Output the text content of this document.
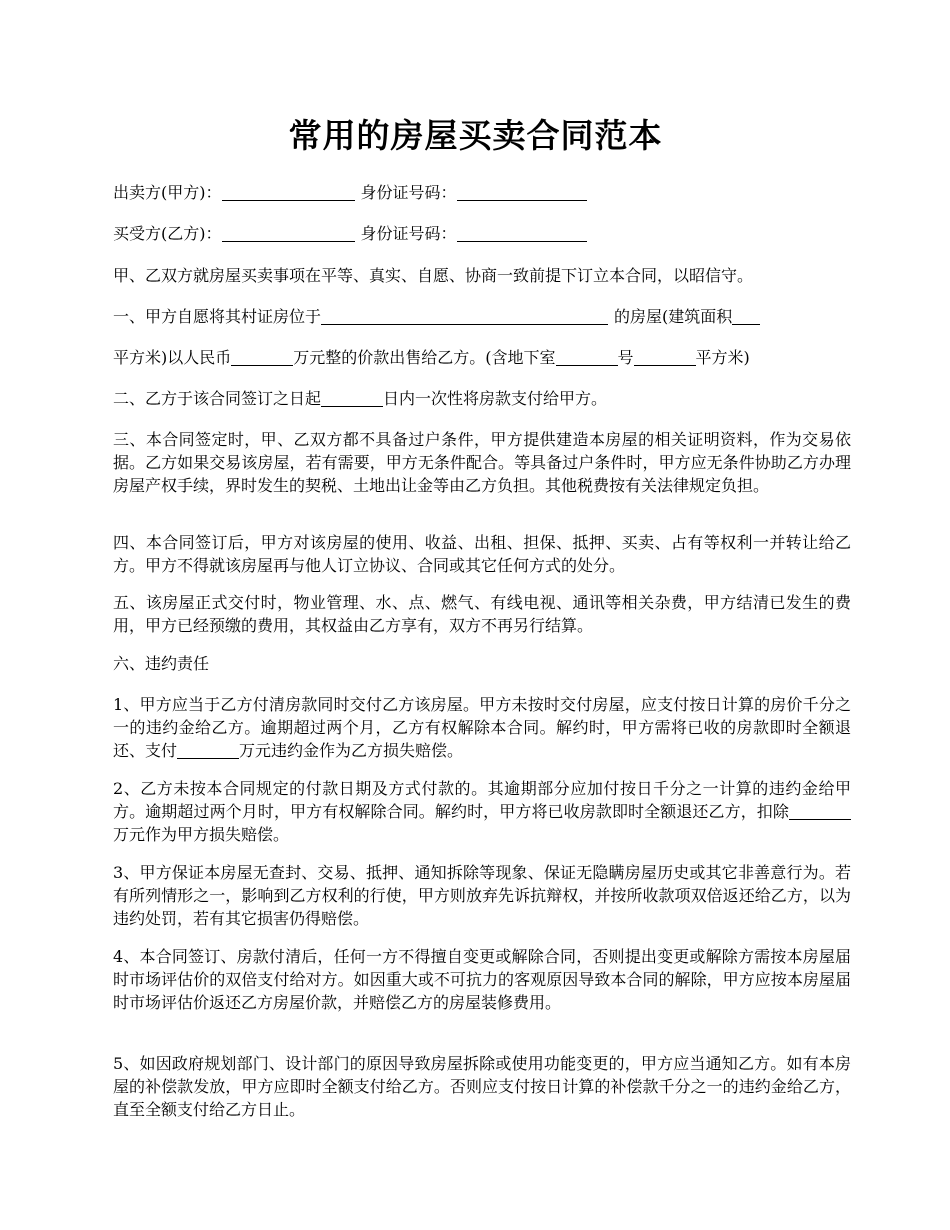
常用的房屋买卖合同范本

出卖方(甲方)：	身份证号码：

买受方(乙方)：	身份证号码：

甲、乙双方就房屋买卖事项在平等、真实、自愿、协商一致前提下订立本合同，以昭信守。

一、甲方自愿将其村证房位于	的房屋(建筑面积

平方米)以人民币	万元整的价款出售给乙方。(含地下室	号	平方米)

二、乙方于该合同签订之日起	日内一次性将房款支付给甲方。

三、本合同签定时，甲、乙双方都不具备过户条件，甲方提供建造本房屋的相关证明资料，作为交易依据。乙方如果交易该房屋，若有需要，甲方无条件配合。等具备过户条件时，甲方应无条件协助乙方办理房屋产权手续，界时发生的契税、土地出让金等由乙方负担。其他税费按有关法律规定负担。

四、本合同签订后，甲方对该房屋的使用、收益、出租、担保、抵押、买卖、占有等权利一并转让给乙方。甲方不得就该房屋再与他人订立协议、合同或其它任何方式的处分。

五、该房屋正式交付时，物业管理、水、点、燃气、有线电视、通讯等相关杂费，甲方结清已发生的费用，甲方已经预缴的费用，其权益由乙方享有，双方不再另行结算。

六、违约责任

1、甲方应当于乙方付清房款同时交付乙方该房屋。甲方未按时交付房屋，应支付按日计算的房价千分之一的违约金给乙方。逾期超过两个月，乙方有权解除本合同。解约时，甲方需将已收的房款即时全额退还、支付	万元违约金作为乙方损失赔偿。

2、乙方未按本合同规定的付款日期及方式付款的。其逾期部分应加付按日千分之一计算的违约金给甲方。逾期超过两个月时，甲方有权解除合同。解约时，甲方将已收房款即时全额退还乙方，扣除万元作为甲方损失赔偿。

3、甲方保证本房屋无查封、交易、抵押、通知拆除等现象、保证无隐瞒房屋历史或其它非善意行为。若有所列情形之一，影响到乙方权利的行使，甲方则放弃先诉抗辩权，并按所收款项双倍返还给乙方，以为违约处罚，若有其它损害仍得赔偿。

4、本合同签订、房款付清后，任何一方不得擅自变更或解除合同，否则提出变更或解除方需按本房屋届时市场评估价的双倍支付给对方。如因重大或不可抗力的客观原因导致本合同的解除，甲方应按本房屋届时市场评估价返还乙方房屋价款，并赔偿乙方的房屋装修费用。

5、如因政府规划部门、设计部门的原因导致房屋拆除或使用功能变更的，甲方应当通知乙方。如有本房屋的补偿款发放，甲方应即时全额支付给乙方。否则应支付按日计算的补偿款千分之一的违约金给乙方，直至全额支付给乙方日止。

■ ■ ■

Work to complete →
Copy out all the entries exactly. Images stay out of the copy.

Written answer →
Output the text content of this document.
常用的房屋买卖合同范本

出卖方(甲方)：	身份证号码：

买受方(乙方)：	身份证号码：

甲、乙双方就房屋买卖事项在平等、真实、自愿、协商一致前提下订立本合同，以昭信守。

一、甲方自愿将其村证房位于	的房屋(建筑面积

平方米)以人民币	万元整的价款出售给乙方。(含地下室	号	平方米)

二、乙方于该合同签订之日起	日内一次性将房款支付给甲方。

三、本合同签定时，甲、乙双方都不具备过户条件，甲方提供建造本房屋的相关证明资料，作为交易依据。乙方如果交易该房屋，若有需要，甲方无条件配合。等具备过户条件时，甲方应无条件协助乙方办理房屋产权手续，界时发生的契税、土地出让金等由乙方负担。其他税费按有关法律规定负担。

四、本合同签订后，甲方对该房屋的使用、收益、出租、担保、抵押、买卖、占有等权利一并转让给乙方。甲方不得就该房屋再与他人订立协议、合同或其它任何方式的处分。

五、该房屋正式交付时，物业管理、水、点、燃气、有线电视、通讯等相关杂费，甲方结清已发生的费用，甲方已经预缴的费用，其权益由乙方享有，双方不再另行结算。

六、违约责任

1、甲方应当于乙方付清房款同时交付乙方该房屋。甲方未按时交付房屋，应支付按日计算的房价千分之一的违约金给乙方。逾期超过两个月，乙方有权解除本合同。解约时，甲方需将已收的房款即时全额退还、支付	万元违约金作为乙方损失赔偿。

2、乙方未按本合同规定的付款日期及方式付款的。其逾期部分应加付按日千分之一计算的违约金给甲方。逾期超过两个月时，甲方有权解除合同。解约时，甲方将已收房款即时全额退还乙方，扣除万元作为甲方损失赔偿。

3、甲方保证本房屋无查封、交易、抵押、通知拆除等现象、保证无隐瞒房屋历史或其它非善意行为。若有所列情形之一，影响到乙方权利的行使，甲方则放弃先诉抗辩权，并按所收款项双倍返还给乙方，以为违约处罚，若有其它损害仍得赔偿。

4、本合同签订、房款付清后，任何一方不得擅自变更或解除合同，否则提出变更或解除方需按本房屋届时市场评估价的双倍支付给对方。如因重大或不可抗力的客观原因导致本合同的解除，甲方应按本房屋届时市场评估价返还乙方房屋价款，并赔偿乙方的房屋装修费用。

5、如因政府规划部门、设计部门的原因导致房屋拆除或使用功能变更的，甲方应当通知乙方。如有本房屋的补偿款发放，甲方应即时全额支付给乙方。否则应支付按日计算的补偿款千分之一的违约金给乙方，直至全额支付给乙方日止。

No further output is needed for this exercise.